§ **SHORT EXERCISE**: Copy the records below exactly, leaving out every picture.

§ **AVAILABLE RECORDS**:
○ ○ ○ ○

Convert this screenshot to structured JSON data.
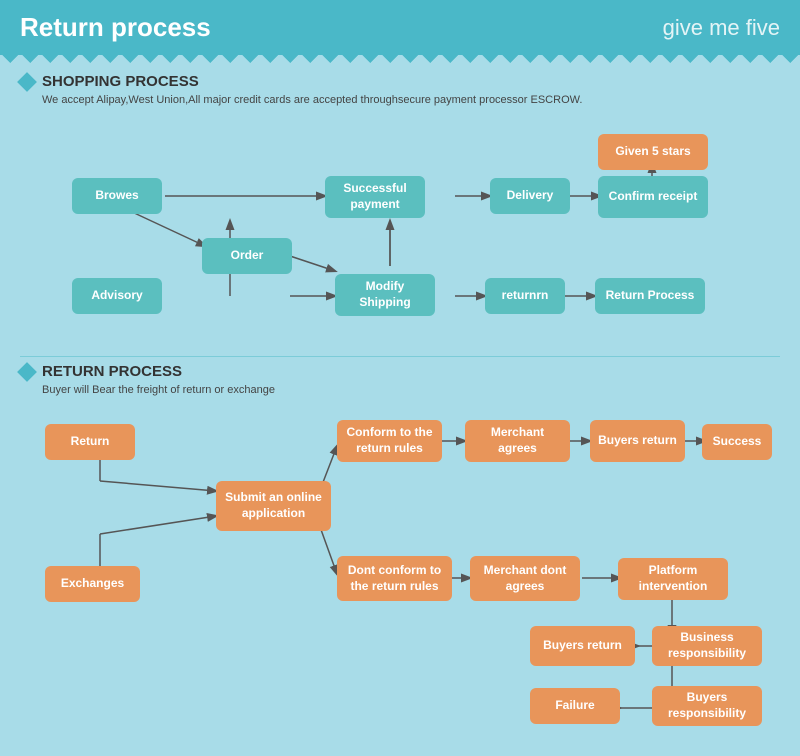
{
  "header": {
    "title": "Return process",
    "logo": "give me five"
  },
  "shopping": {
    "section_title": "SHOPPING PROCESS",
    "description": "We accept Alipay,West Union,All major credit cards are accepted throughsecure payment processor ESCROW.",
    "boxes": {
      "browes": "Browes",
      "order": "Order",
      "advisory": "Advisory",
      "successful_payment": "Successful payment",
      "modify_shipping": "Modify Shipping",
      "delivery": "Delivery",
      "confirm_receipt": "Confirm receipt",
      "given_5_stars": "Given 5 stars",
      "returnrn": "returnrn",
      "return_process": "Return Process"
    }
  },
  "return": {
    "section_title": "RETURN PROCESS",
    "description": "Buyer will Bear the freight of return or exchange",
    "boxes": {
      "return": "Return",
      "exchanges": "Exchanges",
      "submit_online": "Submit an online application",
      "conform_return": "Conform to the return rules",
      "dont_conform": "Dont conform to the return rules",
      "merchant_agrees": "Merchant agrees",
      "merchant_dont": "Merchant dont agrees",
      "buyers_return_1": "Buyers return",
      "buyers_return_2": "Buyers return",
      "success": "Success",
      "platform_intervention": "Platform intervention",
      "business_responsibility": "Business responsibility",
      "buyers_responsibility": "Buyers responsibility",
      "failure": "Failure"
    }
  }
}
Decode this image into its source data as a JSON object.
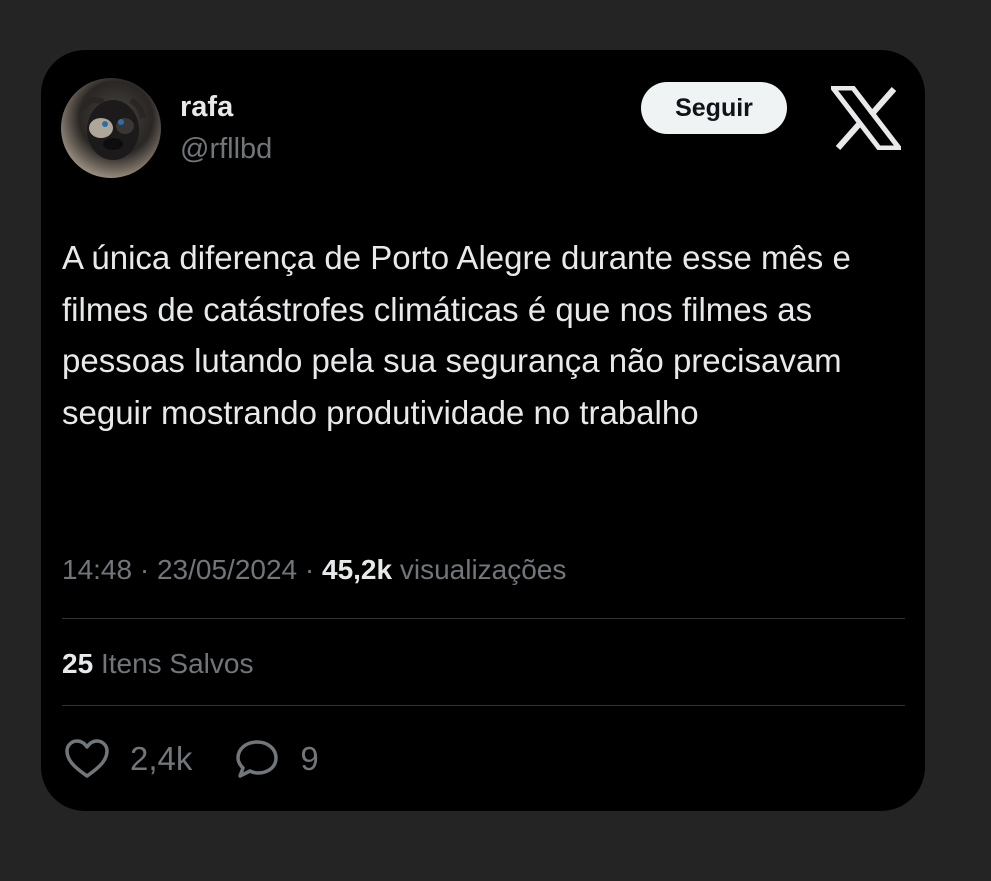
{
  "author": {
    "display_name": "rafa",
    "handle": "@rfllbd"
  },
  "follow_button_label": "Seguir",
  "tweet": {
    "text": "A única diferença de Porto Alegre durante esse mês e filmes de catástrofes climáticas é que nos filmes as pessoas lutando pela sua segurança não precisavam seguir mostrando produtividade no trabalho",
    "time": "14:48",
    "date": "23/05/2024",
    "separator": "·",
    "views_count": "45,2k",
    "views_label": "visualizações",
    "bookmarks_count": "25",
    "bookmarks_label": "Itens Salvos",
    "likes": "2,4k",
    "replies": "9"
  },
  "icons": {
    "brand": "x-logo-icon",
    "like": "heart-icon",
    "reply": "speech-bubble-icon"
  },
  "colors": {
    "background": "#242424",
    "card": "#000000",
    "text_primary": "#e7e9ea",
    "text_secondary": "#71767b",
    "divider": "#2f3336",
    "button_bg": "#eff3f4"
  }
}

○ ○ ○ ○

§ **EXERCISE RESPONSE**:
Convert this screenshot to structured JSON data.
{
  "header": {
    "title": "Return process",
    "logo": "give me five"
  },
  "shopping": {
    "section_title": "SHOPPING PROCESS",
    "description": "We accept Alipay,West Union,All major credit cards are accepted throughsecure payment processor ESCROW.",
    "boxes": {
      "browes": "Browes",
      "order": "Order",
      "advisory": "Advisory",
      "successful_payment": "Successful payment",
      "modify_shipping": "Modify Shipping",
      "delivery": "Delivery",
      "confirm_receipt": "Confirm receipt",
      "given_5_stars": "Given 5 stars",
      "returnrn": "returnrn",
      "return_process": "Return Process"
    }
  },
  "return": {
    "section_title": "RETURN PROCESS",
    "description": "Buyer will Bear the freight of return or exchange",
    "boxes": {
      "return": "Return",
      "exchanges": "Exchanges",
      "submit_online": "Submit an online application",
      "conform_return": "Conform to the return rules",
      "dont_conform": "Dont conform to the return rules",
      "merchant_agrees": "Merchant agrees",
      "merchant_dont": "Merchant dont agrees",
      "buyers_return_1": "Buyers return",
      "buyers_return_2": "Buyers return",
      "success": "Success",
      "platform_intervention": "Platform intervention",
      "business_responsibility": "Business responsibility",
      "buyers_responsibility": "Buyers responsibility",
      "failure": "Failure"
    }
  }
}
Decode this image into its source data as a JSON object.
{
  "author": {
    "display_name": "rafa",
    "handle": "@rfllbd"
  },
  "follow_button_label": "Seguir",
  "tweet": {
    "text": "A única diferença de Porto Alegre durante esse mês e filmes de catástrofes climáticas é que nos filmes as pessoas lutando pela sua segurança não precisavam seguir mostrando produtividade no trabalho",
    "time": "14:48",
    "date": "23/05/2024",
    "separator": "·",
    "views_count": "45,2k",
    "views_label": "visualizações",
    "bookmarks_count": "25",
    "bookmarks_label": "Itens Salvos",
    "likes": "2,4k",
    "replies": "9"
  },
  "icons": {
    "brand": "x-logo-icon",
    "like": "heart-icon",
    "reply": "speech-bubble-icon"
  },
  "colors": {
    "background": "#242424",
    "card": "#000000",
    "text_primary": "#e7e9ea",
    "text_secondary": "#71767b",
    "divider": "#2f3336",
    "button_bg": "#eff3f4"
  }
}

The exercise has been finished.